== EXCERPT TO READ ==
- - - - -

Business Plan Prompt Templates

AI prompt templates for business plans. Structure executive summaries, market analysis, and financial projections.

Overview

Business plans articulate how a company will create value and achieve sustainable growth. Whether for investors, lenders, or internal alignment, a strong business plan demonstrates market understanding, clear strategy, and realistic execution plans. These prompts help you structure each section to tell a compelling, credible story.

Best Practices

1

Lead with the problem you're solving and evidence that customers will pay to solve it

2

Ground market sizing in bottom-up analysis, not just top-down industry reports

3

Be specific about your competitive advantage and why it's defensible

4

Show realistic financial projections with clear assumptions that can be tested

5

Tailor depth and focus to your audience, investors want different details than lenders

Prompt Templates

1. Executive Summary

Write an executive summary for a business plan for [COMPANY_NAME], a [COMPANY_TYPE] that [VALUE_PROPOSITION]. Target market: [TARGET_MARKET]. Business model: [BUSINESS_MODEL]. Current traction: [TRACTION]. Funding ask: [FUNDING_ASK]. Use of funds: [USE_OF_FUNDS]. Keep it under 400 words and make it compelling enough to read the full plan.
Company: GreenRoute, Company Type: B2B SaaS, Value Proposition: helps logistics companies reduce fuel costs and carbon emissions through AI-improved routing, Target Market: mid-size trucking fleets (50-500 vehicles), Business Model: monthly subscription based on fleet size, Traction: $400K ARR, 12 customers, 85% gross margin, Funding Ask: $3M Series A, Use of Funds: sales team expansion, product development, market expansion
Executive Summary

**GreenRoute: AI-Powered Route Optimization for Sustainable Logistics**

---

The Problem
Logistics companies face a dual pressure: rising fuel costs (up 40% since 2020) and increasing customer demand for sustainable shipping. Mid-size fleets are caught in the middle, too large for manual optimization, too small for enterprise solutions that cost $500K+.

Our Solution
GreenRoute uses machine learning to improve delivery routes in real-time, reducing fuel consumption by 15-25% while cutting carbon emissions by an equivalent amount. Our platform integrates with existing fleet management systems and requires zero hardware installation.

Market Opportunity
The North American fleet management software market is $8.2B and growing 15% annually. Our target segment, mid-size fleets of 50-500 vehicles, represents a $1.2B addressable market that's underserved by current solutions.

Business Model
SaaS subscription priced per vehicle: $50-75/vehicle/month depending on fleet size. This creates predictable recurring revenue with 85% gross margins and strong unit economics (12-month CAC payback).

Traction
- $400K ARR (up from $0 18 months ago)
- 12 paying customers managing 2,400+ vehicles
- 85% gross margin
- Net Revenue Retention: 125%
- Average customer saves $180K annually in fuel costs (12x ROI on our software)

Competitive Advantage
Our proprietary ML model, trained on 50M+ delivery data points, achieves 23% better route efficiency than rule-based competitors. We've also built integrations with the top 5 fleet management platforms, reducing implementation from months to days.

- - - - -

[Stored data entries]

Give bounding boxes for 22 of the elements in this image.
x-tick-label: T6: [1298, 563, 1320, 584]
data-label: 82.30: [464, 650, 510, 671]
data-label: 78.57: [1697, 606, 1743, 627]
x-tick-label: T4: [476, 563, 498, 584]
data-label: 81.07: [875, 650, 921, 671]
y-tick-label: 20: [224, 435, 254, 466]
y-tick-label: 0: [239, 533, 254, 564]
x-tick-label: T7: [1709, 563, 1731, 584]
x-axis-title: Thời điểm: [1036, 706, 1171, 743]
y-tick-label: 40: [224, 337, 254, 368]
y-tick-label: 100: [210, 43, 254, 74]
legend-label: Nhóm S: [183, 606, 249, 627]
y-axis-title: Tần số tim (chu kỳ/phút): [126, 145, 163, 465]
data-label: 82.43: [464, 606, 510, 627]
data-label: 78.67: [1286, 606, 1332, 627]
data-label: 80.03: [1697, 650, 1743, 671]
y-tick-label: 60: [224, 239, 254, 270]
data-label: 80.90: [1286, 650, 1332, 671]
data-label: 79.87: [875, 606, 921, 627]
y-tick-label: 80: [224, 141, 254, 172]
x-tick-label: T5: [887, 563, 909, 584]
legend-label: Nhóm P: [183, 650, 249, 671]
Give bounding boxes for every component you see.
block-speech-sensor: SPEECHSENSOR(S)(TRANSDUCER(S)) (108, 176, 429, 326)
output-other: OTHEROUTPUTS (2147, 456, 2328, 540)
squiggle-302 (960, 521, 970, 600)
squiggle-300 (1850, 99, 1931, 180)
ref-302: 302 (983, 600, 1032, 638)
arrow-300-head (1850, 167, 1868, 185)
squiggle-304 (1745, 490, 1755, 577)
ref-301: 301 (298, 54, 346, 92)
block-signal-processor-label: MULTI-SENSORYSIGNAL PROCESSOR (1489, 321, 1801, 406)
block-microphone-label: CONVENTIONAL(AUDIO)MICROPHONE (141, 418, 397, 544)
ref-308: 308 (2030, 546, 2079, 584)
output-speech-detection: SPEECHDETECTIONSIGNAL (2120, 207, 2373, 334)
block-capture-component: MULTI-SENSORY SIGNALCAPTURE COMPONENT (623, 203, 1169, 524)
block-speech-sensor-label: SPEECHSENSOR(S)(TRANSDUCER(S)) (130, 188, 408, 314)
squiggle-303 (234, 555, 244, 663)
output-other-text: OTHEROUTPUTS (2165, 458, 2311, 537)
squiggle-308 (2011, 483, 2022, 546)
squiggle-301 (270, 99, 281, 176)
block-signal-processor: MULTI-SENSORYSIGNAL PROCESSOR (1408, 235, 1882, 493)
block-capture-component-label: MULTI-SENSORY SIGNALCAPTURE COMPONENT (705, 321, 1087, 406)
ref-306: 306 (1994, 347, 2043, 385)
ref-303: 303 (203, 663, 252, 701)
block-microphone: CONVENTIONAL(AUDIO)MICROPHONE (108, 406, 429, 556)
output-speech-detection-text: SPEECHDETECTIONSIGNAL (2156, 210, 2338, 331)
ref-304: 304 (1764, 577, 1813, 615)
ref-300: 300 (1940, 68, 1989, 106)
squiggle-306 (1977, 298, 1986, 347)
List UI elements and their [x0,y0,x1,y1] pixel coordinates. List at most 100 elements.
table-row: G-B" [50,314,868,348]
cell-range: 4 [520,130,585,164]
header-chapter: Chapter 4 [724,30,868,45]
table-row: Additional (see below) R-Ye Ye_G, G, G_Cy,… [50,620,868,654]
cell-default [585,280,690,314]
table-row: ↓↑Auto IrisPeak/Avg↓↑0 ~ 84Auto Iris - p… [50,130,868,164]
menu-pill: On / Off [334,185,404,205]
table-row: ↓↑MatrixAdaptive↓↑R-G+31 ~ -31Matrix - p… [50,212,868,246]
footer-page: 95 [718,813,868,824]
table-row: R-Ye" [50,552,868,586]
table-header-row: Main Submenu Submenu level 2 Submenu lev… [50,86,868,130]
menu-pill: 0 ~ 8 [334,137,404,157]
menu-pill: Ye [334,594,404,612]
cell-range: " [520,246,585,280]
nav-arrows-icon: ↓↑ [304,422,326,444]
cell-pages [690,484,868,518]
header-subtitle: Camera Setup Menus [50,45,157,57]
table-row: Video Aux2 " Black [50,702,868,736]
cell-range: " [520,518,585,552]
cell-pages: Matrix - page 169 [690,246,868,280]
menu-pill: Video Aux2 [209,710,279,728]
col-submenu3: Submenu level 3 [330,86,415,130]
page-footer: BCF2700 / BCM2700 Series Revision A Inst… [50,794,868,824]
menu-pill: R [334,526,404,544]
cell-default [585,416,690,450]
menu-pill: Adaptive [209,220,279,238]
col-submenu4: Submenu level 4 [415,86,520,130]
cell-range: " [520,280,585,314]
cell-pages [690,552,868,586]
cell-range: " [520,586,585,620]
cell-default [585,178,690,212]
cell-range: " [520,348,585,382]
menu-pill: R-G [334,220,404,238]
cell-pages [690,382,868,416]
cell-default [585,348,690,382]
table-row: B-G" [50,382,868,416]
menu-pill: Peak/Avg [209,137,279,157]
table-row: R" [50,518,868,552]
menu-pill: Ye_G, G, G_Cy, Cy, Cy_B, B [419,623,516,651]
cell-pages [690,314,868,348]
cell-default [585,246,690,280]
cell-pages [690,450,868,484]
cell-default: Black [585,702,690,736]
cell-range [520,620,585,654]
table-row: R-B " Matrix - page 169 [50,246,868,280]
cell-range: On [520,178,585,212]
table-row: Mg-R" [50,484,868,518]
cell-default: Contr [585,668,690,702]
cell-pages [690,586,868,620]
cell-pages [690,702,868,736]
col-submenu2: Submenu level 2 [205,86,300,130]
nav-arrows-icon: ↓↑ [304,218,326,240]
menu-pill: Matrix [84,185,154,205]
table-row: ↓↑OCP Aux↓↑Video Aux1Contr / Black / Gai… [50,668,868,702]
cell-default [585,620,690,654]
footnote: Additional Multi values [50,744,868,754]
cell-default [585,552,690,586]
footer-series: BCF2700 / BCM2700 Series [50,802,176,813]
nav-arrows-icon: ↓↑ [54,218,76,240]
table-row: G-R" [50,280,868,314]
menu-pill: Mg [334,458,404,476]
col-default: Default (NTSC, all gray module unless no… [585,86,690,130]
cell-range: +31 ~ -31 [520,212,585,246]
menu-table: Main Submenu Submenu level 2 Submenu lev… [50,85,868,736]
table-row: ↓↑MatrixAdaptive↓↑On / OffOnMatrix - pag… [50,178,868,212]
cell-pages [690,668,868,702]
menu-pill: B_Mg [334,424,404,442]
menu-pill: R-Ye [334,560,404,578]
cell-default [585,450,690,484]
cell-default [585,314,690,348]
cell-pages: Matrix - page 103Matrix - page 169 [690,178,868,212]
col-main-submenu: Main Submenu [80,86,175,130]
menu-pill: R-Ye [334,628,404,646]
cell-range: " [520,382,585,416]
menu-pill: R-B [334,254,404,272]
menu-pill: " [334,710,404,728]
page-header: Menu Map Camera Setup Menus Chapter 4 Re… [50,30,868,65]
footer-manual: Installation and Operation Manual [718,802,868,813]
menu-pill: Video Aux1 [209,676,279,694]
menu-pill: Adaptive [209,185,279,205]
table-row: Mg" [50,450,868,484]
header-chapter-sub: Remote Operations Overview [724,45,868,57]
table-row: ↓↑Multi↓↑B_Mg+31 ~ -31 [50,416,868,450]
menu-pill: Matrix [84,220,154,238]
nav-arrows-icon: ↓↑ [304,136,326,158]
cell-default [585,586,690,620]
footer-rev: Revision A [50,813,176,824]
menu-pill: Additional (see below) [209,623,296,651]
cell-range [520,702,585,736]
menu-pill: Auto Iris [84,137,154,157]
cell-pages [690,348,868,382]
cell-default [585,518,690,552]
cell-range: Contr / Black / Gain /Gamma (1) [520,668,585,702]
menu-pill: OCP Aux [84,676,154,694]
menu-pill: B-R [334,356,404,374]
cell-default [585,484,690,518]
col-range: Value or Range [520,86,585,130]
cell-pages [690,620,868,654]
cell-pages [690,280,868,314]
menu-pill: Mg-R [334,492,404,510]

- - - - -

== PROBLEM REQUIREMENTS ==
Summarize the business plan templates page in exactly two sentences.

== TASK ANSWER ==
The page offers AI prompt templates for structuring business plan sections such as executive summaries, market analysis, and financial projections, along with best practices that include leading with the problem being solved, grounding market sizing in bottom-up analysis, and showing realistic projections with testable assumptions. Its executive summary template is demonstrated with GreenRoute, a B2B SaaS company that uses machine learning to improve delivery routes for mid-size trucking fleets, reports $400K ARR, 12 customers, and an 85% gross margin, and seeks a $3M Series A.